+++ Extracted information

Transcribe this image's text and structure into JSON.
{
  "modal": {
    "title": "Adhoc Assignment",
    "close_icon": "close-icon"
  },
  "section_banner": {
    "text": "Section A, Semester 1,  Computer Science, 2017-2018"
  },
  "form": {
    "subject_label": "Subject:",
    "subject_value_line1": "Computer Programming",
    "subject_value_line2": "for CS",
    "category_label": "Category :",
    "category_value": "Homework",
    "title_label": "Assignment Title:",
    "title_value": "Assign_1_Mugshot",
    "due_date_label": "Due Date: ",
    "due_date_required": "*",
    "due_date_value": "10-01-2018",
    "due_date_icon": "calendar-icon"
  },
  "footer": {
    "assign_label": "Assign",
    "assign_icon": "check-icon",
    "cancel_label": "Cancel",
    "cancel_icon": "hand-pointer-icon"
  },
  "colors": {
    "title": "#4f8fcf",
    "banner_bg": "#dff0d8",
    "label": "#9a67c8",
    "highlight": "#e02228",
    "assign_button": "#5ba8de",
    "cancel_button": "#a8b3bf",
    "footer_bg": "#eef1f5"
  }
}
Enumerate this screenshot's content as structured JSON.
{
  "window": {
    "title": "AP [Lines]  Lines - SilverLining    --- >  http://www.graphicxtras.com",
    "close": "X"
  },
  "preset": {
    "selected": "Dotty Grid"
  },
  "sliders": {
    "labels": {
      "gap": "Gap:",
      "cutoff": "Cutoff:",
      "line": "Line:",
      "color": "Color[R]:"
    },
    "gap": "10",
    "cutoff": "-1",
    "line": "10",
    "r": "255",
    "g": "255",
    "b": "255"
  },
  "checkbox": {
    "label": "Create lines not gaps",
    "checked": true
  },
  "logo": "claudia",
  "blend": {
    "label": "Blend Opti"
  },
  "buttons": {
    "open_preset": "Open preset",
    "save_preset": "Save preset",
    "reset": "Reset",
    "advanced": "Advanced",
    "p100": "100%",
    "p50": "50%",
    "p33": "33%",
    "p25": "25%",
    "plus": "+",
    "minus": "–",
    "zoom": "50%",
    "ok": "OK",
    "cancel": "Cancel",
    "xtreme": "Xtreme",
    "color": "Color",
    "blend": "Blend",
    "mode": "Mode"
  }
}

++++++

Faithfully transcribe the whole of the data.

◆ Exercise output
Transcribe this image's text and structure into JSON.
{
  "modal": {
    "title": "Adhoc Assignment",
    "close_icon": "close-icon"
  },
  "section_banner": {
    "text": "Section A, Semester 1,  Computer Science, 2017-2018"
  },
  "form": {
    "subject_label": "Subject:",
    "subject_value_line1": "Computer Programming",
    "subject_value_line2": "for CS",
    "category_label": "Category :",
    "category_value": "Homework",
    "title_label": "Assignment Title:",
    "title_value": "Assign_1_Mugshot",
    "due_date_label": "Due Date: ",
    "due_date_required": "*",
    "due_date_value": "10-01-2018",
    "due_date_icon": "calendar-icon"
  },
  "footer": {
    "assign_label": "Assign",
    "assign_icon": "check-icon",
    "cancel_label": "Cancel",
    "cancel_icon": "hand-pointer-icon"
  },
  "colors": {
    "title": "#4f8fcf",
    "banner_bg": "#dff0d8",
    "label": "#9a67c8",
    "highlight": "#e02228",
    "assign_button": "#5ba8de",
    "cancel_button": "#a8b3bf",
    "footer_bg": "#eef1f5"
  }
}
Enumerate this screenshot's content as structured JSON.
{
  "window": {
    "title": "AP [Lines]  Lines - SilverLining    --- >  http://www.graphicxtras.com",
    "close": "X"
  },
  "preset": {
    "selected": "Dotty Grid"
  },
  "sliders": {
    "labels": {
      "gap": "Gap:",
      "cutoff": "Cutoff:",
      "line": "Line:",
      "color": "Color[R]:"
    },
    "gap": "10",
    "cutoff": "-1",
    "line": "10",
    "r": "255",
    "g": "255",
    "b": "255"
  },
  "checkbox": {
    "label": "Create lines not gaps",
    "checked": true
  },
  "logo": "claudia",
  "blend": {
    "label": "Blend Opti"
  },
  "buttons": {
    "open_preset": "Open preset",
    "save_preset": "Save preset",
    "reset": "Reset",
    "advanced": "Advanced",
    "p100": "100%",
    "p50": "50%",
    "p33": "33%",
    "p25": "25%",
    "plus": "+",
    "minus": "–",
    "zoom": "50%",
    "ok": "OK",
    "cancel": "Cancel",
    "xtreme": "Xtreme",
    "color": "Color",
    "blend": "Blend",
    "mode": "Mode"
  }
}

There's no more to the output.